**Material to process:**
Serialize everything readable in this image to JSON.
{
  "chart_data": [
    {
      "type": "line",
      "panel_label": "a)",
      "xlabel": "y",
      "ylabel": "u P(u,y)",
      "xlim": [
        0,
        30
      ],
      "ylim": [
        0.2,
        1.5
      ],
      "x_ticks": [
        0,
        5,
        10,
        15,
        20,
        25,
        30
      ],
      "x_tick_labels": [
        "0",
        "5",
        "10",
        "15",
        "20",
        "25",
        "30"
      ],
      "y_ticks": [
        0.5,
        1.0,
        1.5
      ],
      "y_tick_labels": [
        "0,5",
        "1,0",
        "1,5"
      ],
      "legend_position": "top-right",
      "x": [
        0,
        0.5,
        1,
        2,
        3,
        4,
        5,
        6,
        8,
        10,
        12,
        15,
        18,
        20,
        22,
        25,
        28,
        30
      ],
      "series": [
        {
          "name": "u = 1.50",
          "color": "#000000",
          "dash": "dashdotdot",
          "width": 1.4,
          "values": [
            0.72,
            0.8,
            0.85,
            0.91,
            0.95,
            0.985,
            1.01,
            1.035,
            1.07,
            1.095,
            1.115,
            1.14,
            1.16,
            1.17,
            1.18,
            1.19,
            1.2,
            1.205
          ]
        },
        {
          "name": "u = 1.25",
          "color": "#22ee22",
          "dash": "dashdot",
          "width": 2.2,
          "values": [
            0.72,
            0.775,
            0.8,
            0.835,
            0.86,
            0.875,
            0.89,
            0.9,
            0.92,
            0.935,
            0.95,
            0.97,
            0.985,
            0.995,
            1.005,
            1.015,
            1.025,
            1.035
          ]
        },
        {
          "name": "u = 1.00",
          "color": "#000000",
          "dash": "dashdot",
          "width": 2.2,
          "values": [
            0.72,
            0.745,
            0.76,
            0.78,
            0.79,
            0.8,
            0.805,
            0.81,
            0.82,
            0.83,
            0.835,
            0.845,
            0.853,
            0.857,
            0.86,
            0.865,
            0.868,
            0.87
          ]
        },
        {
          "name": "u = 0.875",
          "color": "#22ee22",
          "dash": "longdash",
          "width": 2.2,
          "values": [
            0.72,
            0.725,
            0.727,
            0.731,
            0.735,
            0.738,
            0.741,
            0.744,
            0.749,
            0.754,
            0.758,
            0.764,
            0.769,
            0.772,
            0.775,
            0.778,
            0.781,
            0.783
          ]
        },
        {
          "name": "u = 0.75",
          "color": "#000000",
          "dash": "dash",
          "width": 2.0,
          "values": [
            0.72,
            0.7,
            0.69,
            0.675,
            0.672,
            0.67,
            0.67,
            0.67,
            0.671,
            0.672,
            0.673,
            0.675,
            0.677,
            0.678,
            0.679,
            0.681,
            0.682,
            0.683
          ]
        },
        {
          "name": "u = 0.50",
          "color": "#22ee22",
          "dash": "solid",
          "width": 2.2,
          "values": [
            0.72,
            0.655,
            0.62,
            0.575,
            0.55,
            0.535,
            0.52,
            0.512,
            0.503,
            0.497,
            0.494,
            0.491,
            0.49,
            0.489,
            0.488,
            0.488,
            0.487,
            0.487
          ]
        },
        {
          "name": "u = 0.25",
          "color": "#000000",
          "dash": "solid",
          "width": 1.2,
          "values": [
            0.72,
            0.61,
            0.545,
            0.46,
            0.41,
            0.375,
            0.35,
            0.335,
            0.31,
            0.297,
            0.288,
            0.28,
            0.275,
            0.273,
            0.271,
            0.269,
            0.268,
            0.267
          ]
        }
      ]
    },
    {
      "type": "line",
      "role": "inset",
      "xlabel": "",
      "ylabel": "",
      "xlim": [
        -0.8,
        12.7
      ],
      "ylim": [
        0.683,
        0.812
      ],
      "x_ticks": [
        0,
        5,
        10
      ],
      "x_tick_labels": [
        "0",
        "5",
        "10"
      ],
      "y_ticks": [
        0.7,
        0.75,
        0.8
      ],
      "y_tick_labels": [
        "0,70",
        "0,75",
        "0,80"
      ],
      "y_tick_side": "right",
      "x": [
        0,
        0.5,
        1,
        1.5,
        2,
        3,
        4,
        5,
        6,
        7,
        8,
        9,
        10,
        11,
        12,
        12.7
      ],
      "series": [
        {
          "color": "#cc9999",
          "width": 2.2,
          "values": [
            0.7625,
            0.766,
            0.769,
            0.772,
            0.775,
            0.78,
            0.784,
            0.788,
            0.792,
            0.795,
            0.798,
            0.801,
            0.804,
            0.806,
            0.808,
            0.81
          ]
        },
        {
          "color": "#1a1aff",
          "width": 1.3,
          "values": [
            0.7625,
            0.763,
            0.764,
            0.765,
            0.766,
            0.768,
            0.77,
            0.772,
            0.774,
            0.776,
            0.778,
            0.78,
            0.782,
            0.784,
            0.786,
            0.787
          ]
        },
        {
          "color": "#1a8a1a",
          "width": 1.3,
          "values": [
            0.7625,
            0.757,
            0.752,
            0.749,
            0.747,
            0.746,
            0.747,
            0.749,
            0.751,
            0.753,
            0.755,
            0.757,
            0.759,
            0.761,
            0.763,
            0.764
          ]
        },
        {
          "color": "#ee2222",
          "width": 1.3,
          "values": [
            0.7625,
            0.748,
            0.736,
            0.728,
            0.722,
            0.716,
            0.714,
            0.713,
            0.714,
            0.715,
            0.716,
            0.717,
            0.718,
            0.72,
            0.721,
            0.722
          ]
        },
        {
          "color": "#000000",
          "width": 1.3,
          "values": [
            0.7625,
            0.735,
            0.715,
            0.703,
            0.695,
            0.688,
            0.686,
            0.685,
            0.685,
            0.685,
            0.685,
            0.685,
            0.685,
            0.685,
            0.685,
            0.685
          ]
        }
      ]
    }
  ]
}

**Stated problem:** Write out the full set of records exactly as given.

**Solution below:**
Serialize everything readable in this image to JSON.
{
  "chart_data": [
    {
      "type": "line",
      "panel_label": "a)",
      "xlabel": "y",
      "ylabel": "u P(u,y)",
      "xlim": [
        0,
        30
      ],
      "ylim": [
        0.2,
        1.5
      ],
      "x_ticks": [
        0,
        5,
        10,
        15,
        20,
        25,
        30
      ],
      "x_tick_labels": [
        "0",
        "5",
        "10",
        "15",
        "20",
        "25",
        "30"
      ],
      "y_ticks": [
        0.5,
        1.0,
        1.5
      ],
      "y_tick_labels": [
        "0,5",
        "1,0",
        "1,5"
      ],
      "legend_position": "top-right",
      "x": [
        0,
        0.5,
        1,
        2,
        3,
        4,
        5,
        6,
        8,
        10,
        12,
        15,
        18,
        20,
        22,
        25,
        28,
        30
      ],
      "series": [
        {
          "name": "u = 1.50",
          "color": "#000000",
          "dash": "dashdotdot",
          "width": 1.4,
          "values": [
            0.72,
            0.8,
            0.85,
            0.91,
            0.95,
            0.985,
            1.01,
            1.035,
            1.07,
            1.095,
            1.115,
            1.14,
            1.16,
            1.17,
            1.18,
            1.19,
            1.2,
            1.205
          ]
        },
        {
          "name": "u = 1.25",
          "color": "#22ee22",
          "dash": "dashdot",
          "width": 2.2,
          "values": [
            0.72,
            0.775,
            0.8,
            0.835,
            0.86,
            0.875,
            0.89,
            0.9,
            0.92,
            0.935,
            0.95,
            0.97,
            0.985,
            0.995,
            1.005,
            1.015,
            1.025,
            1.035
          ]
        },
        {
          "name": "u = 1.00",
          "color": "#000000",
          "dash": "dashdot",
          "width": 2.2,
          "values": [
            0.72,
            0.745,
            0.76,
            0.78,
            0.79,
            0.8,
            0.805,
            0.81,
            0.82,
            0.83,
            0.835,
            0.845,
            0.853,
            0.857,
            0.86,
            0.865,
            0.868,
            0.87
          ]
        },
        {
          "name": "u = 0.875",
          "color": "#22ee22",
          "dash": "longdash",
          "width": 2.2,
          "values": [
            0.72,
            0.725,
            0.727,
            0.731,
            0.735,
            0.738,
            0.741,
            0.744,
            0.749,
            0.754,
            0.758,
            0.764,
            0.769,
            0.772,
            0.775,
            0.778,
            0.781,
            0.783
          ]
        },
        {
          "name": "u = 0.75",
          "color": "#000000",
          "dash": "dash",
          "width": 2.0,
          "values": [
            0.72,
            0.7,
            0.69,
            0.675,
            0.672,
            0.67,
            0.67,
            0.67,
            0.671,
            0.672,
            0.673,
            0.675,
            0.677,
            0.678,
            0.679,
            0.681,
            0.682,
            0.683
          ]
        },
        {
          "name": "u = 0.50",
          "color": "#22ee22",
          "dash": "solid",
          "width": 2.2,
          "values": [
            0.72,
            0.655,
            0.62,
            0.575,
            0.55,
            0.535,
            0.52,
            0.512,
            0.503,
            0.497,
            0.494,
            0.491,
            0.49,
            0.489,
            0.488,
            0.488,
            0.487,
            0.487
          ]
        },
        {
          "name": "u = 0.25",
          "color": "#000000",
          "dash": "solid",
          "width": 1.2,
          "values": [
            0.72,
            0.61,
            0.545,
            0.46,
            0.41,
            0.375,
            0.35,
            0.335,
            0.31,
            0.297,
            0.288,
            0.28,
            0.275,
            0.273,
            0.271,
            0.269,
            0.268,
            0.267
          ]
        }
      ]
    },
    {
      "type": "line",
      "role": "inset",
      "xlabel": "",
      "ylabel": "",
      "xlim": [
        -0.8,
        12.7
      ],
      "ylim": [
        0.683,
        0.812
      ],
      "x_ticks": [
        0,
        5,
        10
      ],
      "x_tick_labels": [
        "0",
        "5",
        "10"
      ],
      "y_ticks": [
        0.7,
        0.75,
        0.8
      ],
      "y_tick_labels": [
        "0,70",
        "0,75",
        "0,80"
      ],
      "y_tick_side": "right",
      "x": [
        0,
        0.5,
        1,
        1.5,
        2,
        3,
        4,
        5,
        6,
        7,
        8,
        9,
        10,
        11,
        12,
        12.7
      ],
      "series": [
        {
          "color": "#cc9999",
          "width": 2.2,
          "values": [
            0.7625,
            0.766,
            0.769,
            0.772,
            0.775,
            0.78,
            0.784,
            0.788,
            0.792,
            0.795,
            0.798,
            0.801,
            0.804,
            0.806,
            0.808,
            0.81
          ]
        },
        {
          "color": "#1a1aff",
          "width": 1.3,
          "values": [
            0.7625,
            0.763,
            0.764,
            0.765,
            0.766,
            0.768,
            0.77,
            0.772,
            0.774,
            0.776,
            0.778,
            0.78,
            0.782,
            0.784,
            0.786,
            0.787
          ]
        },
        {
          "color": "#1a8a1a",
          "width": 1.3,
          "values": [
            0.7625,
            0.757,
            0.752,
            0.749,
            0.747,
            0.746,
            0.747,
            0.749,
            0.751,
            0.753,
            0.755,
            0.757,
            0.759,
            0.761,
            0.763,
            0.764
          ]
        },
        {
          "color": "#ee2222",
          "width": 1.3,
          "values": [
            0.7625,
            0.748,
            0.736,
            0.728,
            0.722,
            0.716,
            0.714,
            0.713,
            0.714,
            0.715,
            0.716,
            0.717,
            0.718,
            0.72,
            0.721,
            0.722
          ]
        },
        {
          "color": "#000000",
          "width": 1.3,
          "values": [
            0.7625,
            0.735,
            0.715,
            0.703,
            0.695,
            0.688,
            0.686,
            0.685,
            0.685,
            0.685,
            0.685,
            0.685,
            0.685,
            0.685,
            0.685,
            0.685
          ]
        }
      ]
    }
  ]
}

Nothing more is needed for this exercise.